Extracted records
----------
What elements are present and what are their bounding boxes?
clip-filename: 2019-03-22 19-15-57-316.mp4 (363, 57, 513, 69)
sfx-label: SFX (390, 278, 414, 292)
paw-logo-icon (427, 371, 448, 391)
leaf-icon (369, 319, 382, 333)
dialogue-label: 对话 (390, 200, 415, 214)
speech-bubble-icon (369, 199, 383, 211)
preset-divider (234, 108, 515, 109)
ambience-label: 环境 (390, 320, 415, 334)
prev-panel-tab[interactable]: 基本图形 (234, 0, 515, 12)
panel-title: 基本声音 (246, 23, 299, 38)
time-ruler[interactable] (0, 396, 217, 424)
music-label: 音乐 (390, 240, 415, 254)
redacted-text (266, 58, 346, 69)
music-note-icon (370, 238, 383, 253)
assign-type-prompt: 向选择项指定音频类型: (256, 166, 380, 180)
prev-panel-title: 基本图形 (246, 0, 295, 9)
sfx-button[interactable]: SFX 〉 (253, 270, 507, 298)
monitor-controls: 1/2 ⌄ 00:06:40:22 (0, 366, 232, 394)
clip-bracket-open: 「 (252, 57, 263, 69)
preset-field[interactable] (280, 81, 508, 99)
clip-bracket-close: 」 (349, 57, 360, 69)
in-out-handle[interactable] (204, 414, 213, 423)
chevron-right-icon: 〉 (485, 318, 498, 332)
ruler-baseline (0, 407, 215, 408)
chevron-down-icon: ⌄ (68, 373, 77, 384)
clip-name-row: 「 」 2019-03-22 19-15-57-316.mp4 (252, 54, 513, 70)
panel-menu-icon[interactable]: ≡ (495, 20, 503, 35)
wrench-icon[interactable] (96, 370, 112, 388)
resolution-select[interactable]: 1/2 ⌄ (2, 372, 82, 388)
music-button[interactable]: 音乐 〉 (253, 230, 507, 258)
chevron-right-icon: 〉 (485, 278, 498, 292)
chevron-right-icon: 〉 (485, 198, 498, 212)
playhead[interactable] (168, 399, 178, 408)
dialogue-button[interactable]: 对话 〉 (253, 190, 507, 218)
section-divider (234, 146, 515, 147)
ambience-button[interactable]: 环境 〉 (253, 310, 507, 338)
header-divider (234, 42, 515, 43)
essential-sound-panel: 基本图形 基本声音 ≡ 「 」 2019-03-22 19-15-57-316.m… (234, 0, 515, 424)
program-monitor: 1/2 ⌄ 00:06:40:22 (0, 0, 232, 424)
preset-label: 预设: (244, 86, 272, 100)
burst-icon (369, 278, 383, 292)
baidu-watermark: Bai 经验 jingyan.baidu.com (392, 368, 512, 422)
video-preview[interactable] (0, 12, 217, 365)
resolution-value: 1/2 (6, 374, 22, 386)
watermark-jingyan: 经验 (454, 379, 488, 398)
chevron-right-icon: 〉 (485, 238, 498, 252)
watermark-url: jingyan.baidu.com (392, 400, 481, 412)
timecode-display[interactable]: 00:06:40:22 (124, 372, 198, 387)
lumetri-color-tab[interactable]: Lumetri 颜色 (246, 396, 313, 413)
----------
Reproduce word for word the part of the records that begins at the first line and ends with the line containing "panel-title: 基本声音 (246, 23, 299, 38)", including both of those lines.

What elements are present and what are their bounding boxes?
clip-filename: 2019-03-22 19-15-57-316.mp4 (363, 57, 513, 69)
sfx-label: SFX (390, 278, 414, 292)
paw-logo-icon (427, 371, 448, 391)
leaf-icon (369, 319, 382, 333)
dialogue-label: 对话 (390, 200, 415, 214)
speech-bubble-icon (369, 199, 383, 211)
preset-divider (234, 108, 515, 109)
ambience-label: 环境 (390, 320, 415, 334)
prev-panel-tab[interactable]: 基本图形 (234, 0, 515, 12)
panel-title: 基本声音 (246, 23, 299, 38)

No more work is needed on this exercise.